## THE EXERCISE
Look below. Copy each line that has "label" in it.

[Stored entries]
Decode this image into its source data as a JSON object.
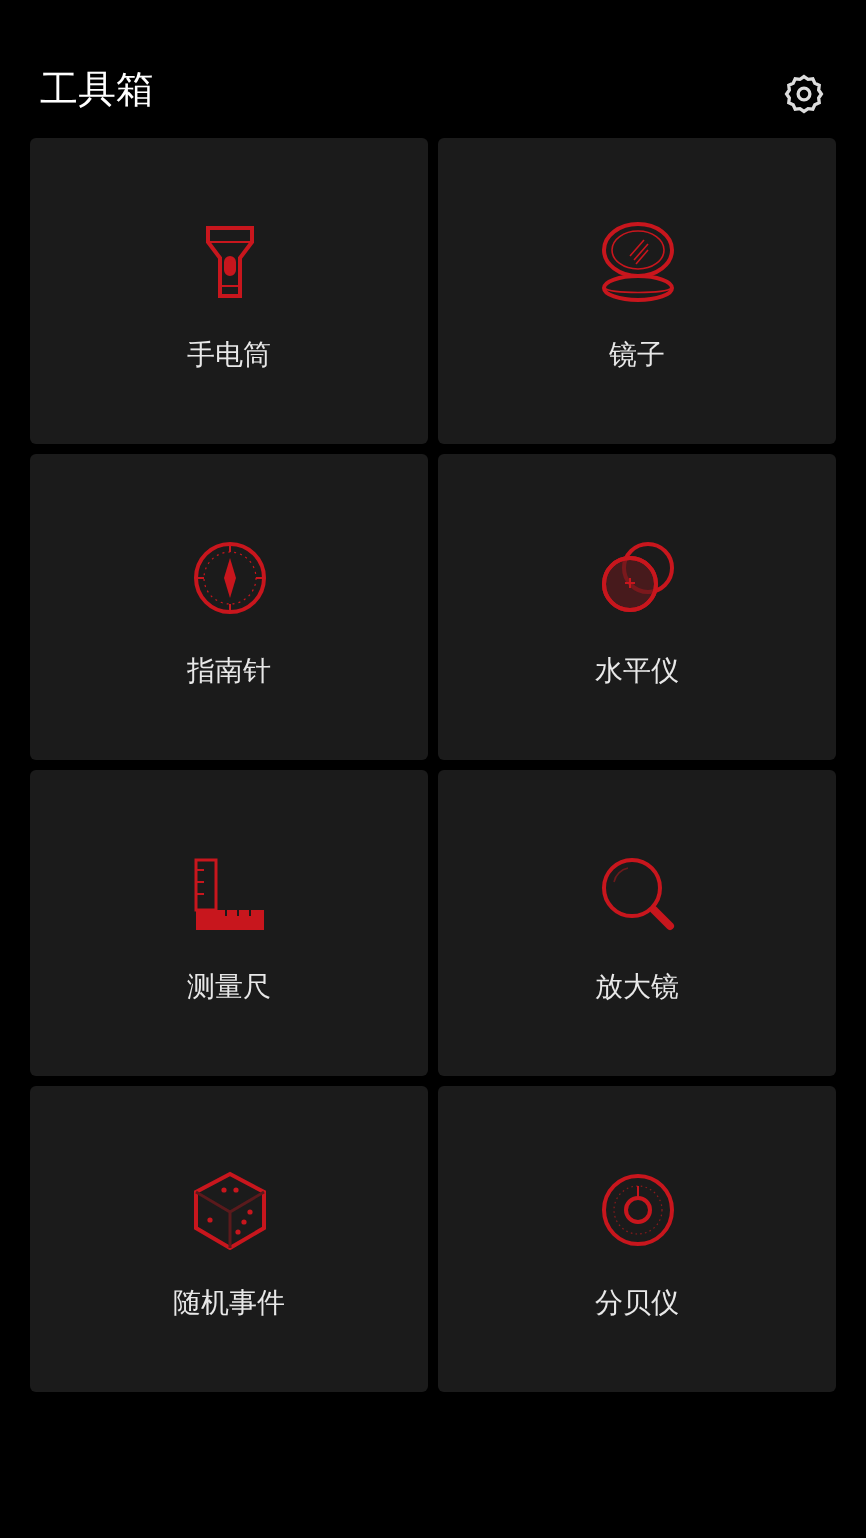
{
  "header": {
    "title": "工具箱"
  },
  "tools": [
    {
      "kind": "flashlight",
      "label": "手电筒"
    },
    {
      "kind": "mirror",
      "label": "镜子"
    },
    {
      "kind": "compass",
      "label": "指南针"
    },
    {
      "kind": "level",
      "label": "水平仪"
    },
    {
      "kind": "ruler",
      "label": "测量尺"
    },
    {
      "kind": "magnifier",
      "label": "放大镜"
    },
    {
      "kind": "dice",
      "label": "随机事件"
    },
    {
      "kind": "decibel",
      "label": "分贝仪"
    }
  ]
}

## REPLY TO THE EXERCISE
      "label": "手电筒"
      "label": "镜子"
      "label": "指南针"
      "label": "水平仪"
      "label": "测量尺"
      "label": "放大镜"
      "label": "随机事件"
      "label": "分贝仪"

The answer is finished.